• Directions for this task: Return all lines below containing the word "Email".

• Rows:
— BEGIN —
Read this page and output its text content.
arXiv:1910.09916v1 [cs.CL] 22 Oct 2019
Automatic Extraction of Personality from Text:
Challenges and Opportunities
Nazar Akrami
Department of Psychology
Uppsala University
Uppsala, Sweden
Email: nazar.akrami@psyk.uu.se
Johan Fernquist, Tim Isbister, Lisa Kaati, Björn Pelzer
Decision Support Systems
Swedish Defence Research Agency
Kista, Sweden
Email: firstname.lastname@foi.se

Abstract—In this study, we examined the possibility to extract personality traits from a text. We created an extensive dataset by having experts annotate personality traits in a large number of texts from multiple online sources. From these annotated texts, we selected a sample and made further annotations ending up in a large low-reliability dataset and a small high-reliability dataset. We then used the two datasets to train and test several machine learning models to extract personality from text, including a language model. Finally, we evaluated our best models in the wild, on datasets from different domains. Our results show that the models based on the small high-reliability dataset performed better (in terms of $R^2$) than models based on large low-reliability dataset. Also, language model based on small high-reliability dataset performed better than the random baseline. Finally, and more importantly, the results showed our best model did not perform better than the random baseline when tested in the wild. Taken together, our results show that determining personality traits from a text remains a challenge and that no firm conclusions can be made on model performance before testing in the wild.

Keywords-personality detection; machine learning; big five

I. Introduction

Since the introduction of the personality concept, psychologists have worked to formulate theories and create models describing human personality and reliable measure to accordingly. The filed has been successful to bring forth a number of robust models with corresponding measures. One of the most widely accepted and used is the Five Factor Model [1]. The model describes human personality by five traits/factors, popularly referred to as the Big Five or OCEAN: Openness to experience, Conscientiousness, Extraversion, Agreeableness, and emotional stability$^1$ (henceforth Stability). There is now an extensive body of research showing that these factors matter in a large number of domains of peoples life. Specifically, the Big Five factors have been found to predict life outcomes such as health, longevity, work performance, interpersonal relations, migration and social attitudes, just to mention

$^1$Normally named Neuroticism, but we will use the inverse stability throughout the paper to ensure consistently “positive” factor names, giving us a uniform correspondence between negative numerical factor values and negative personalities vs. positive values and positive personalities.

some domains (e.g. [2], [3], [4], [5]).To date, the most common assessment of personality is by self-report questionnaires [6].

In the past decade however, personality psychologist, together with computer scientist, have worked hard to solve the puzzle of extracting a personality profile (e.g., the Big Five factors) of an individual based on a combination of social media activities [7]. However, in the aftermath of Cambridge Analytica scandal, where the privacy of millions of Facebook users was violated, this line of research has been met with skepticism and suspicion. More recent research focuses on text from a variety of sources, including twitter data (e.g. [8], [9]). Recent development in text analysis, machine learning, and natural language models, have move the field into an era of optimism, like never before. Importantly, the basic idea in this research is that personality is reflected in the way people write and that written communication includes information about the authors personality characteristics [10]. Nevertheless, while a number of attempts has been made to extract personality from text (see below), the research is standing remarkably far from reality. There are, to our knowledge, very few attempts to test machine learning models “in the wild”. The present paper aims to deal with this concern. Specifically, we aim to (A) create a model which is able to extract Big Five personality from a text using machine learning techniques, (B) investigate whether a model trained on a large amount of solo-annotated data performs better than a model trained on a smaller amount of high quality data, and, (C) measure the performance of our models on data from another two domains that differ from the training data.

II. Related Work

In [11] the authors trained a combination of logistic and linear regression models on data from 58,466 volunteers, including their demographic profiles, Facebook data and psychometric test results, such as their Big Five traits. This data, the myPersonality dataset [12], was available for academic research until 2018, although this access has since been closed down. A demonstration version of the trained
— END —
• Answer to this task:
Email: nazar.akrami@psyk.uu.se
Email: firstname.lastname@foi.se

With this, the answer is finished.